## What to work on
Emit the entire listing verbatim.

## Information shown
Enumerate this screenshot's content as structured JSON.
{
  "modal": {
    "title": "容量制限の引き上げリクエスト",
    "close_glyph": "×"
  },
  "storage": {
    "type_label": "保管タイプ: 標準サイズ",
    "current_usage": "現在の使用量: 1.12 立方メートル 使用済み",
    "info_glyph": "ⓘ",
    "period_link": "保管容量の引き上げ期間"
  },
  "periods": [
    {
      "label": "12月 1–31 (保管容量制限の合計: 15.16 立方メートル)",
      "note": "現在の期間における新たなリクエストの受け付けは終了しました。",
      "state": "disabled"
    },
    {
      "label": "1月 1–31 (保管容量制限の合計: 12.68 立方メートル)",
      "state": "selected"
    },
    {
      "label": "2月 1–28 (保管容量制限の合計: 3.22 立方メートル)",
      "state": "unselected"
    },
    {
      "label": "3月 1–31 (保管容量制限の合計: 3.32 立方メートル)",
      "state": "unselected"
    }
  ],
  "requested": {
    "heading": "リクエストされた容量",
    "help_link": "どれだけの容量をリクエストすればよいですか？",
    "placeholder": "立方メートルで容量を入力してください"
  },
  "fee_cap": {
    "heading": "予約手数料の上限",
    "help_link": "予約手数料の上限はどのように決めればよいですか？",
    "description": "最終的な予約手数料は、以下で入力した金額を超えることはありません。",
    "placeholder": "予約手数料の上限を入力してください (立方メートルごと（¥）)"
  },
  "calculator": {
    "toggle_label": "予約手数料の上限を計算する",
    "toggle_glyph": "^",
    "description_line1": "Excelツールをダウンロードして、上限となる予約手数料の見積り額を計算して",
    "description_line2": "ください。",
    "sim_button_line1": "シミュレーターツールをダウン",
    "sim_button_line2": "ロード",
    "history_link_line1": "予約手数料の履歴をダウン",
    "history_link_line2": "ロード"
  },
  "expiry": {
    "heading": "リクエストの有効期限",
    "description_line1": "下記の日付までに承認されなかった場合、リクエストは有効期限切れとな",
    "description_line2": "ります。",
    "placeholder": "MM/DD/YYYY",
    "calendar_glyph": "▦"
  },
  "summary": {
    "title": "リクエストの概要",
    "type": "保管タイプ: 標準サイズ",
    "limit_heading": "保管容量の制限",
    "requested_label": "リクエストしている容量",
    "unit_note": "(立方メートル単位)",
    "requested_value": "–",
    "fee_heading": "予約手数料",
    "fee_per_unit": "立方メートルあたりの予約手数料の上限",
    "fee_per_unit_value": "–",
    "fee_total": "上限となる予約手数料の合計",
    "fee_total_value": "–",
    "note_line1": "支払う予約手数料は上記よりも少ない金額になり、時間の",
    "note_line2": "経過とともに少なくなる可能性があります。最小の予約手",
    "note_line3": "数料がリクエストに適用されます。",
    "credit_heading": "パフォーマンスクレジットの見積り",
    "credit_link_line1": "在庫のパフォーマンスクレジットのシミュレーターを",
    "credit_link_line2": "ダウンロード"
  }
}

## Complete output
Enumerate this screenshot's content as structured JSON.
{
  "modal": {
    "title": "容量制限の引き上げリクエスト",
    "close_glyph": "×"
  },
  "storage": {
    "type_label": "保管タイプ: 標準サイズ",
    "current_usage": "現在の使用量: 1.12 立方メートル 使用済み",
    "info_glyph": "ⓘ",
    "period_link": "保管容量の引き上げ期間"
  },
  "periods": [
    {
      "label": "12月 1–31 (保管容量制限の合計: 15.16 立方メートル)",
      "note": "現在の期間における新たなリクエストの受け付けは終了しました。",
      "state": "disabled"
    },
    {
      "label": "1月 1–31 (保管容量制限の合計: 12.68 立方メートル)",
      "state": "selected"
    },
    {
      "label": "2月 1–28 (保管容量制限の合計: 3.22 立方メートル)",
      "state": "unselected"
    },
    {
      "label": "3月 1–31 (保管容量制限の合計: 3.32 立方メートル)",
      "state": "unselected"
    }
  ],
  "requested": {
    "heading": "リクエストされた容量",
    "help_link": "どれだけの容量をリクエストすればよいですか？",
    "placeholder": "立方メートルで容量を入力してください"
  },
  "fee_cap": {
    "heading": "予約手数料の上限",
    "help_link": "予約手数料の上限はどのように決めればよいですか？",
    "description": "最終的な予約手数料は、以下で入力した金額を超えることはありません。",
    "placeholder": "予約手数料の上限を入力してください (立方メートルごと（¥）)"
  },
  "calculator": {
    "toggle_label": "予約手数料の上限を計算する",
    "toggle_glyph": "^",
    "description_line1": "Excelツールをダウンロードして、上限となる予約手数料の見積り額を計算して",
    "description_line2": "ください。",
    "sim_button_line1": "シミュレーターツールをダウン",
    "sim_button_line2": "ロード",
    "history_link_line1": "予約手数料の履歴をダウン",
    "history_link_line2": "ロード"
  },
  "expiry": {
    "heading": "リクエストの有効期限",
    "description_line1": "下記の日付までに承認されなかった場合、リクエストは有効期限切れとな",
    "description_line2": "ります。",
    "placeholder": "MM/DD/YYYY",
    "calendar_glyph": "▦"
  },
  "summary": {
    "title": "リクエストの概要",
    "type": "保管タイプ: 標準サイズ",
    "limit_heading": "保管容量の制限",
    "requested_label": "リクエストしている容量",
    "unit_note": "(立方メートル単位)",
    "requested_value": "–",
    "fee_heading": "予約手数料",
    "fee_per_unit": "立方メートルあたりの予約手数料の上限",
    "fee_per_unit_value": "–",
    "fee_total": "上限となる予約手数料の合計",
    "fee_total_value": "–",
    "note_line1": "支払う予約手数料は上記よりも少ない金額になり、時間の",
    "note_line2": "経過とともに少なくなる可能性があります。最小の予約手",
    "note_line3": "数料がリクエストに適用されます。",
    "credit_heading": "パフォーマンスクレジットの見積り",
    "credit_link_line1": "在庫のパフォーマンスクレジットのシミュレーターを",
    "credit_link_line2": "ダウンロード"
  }
}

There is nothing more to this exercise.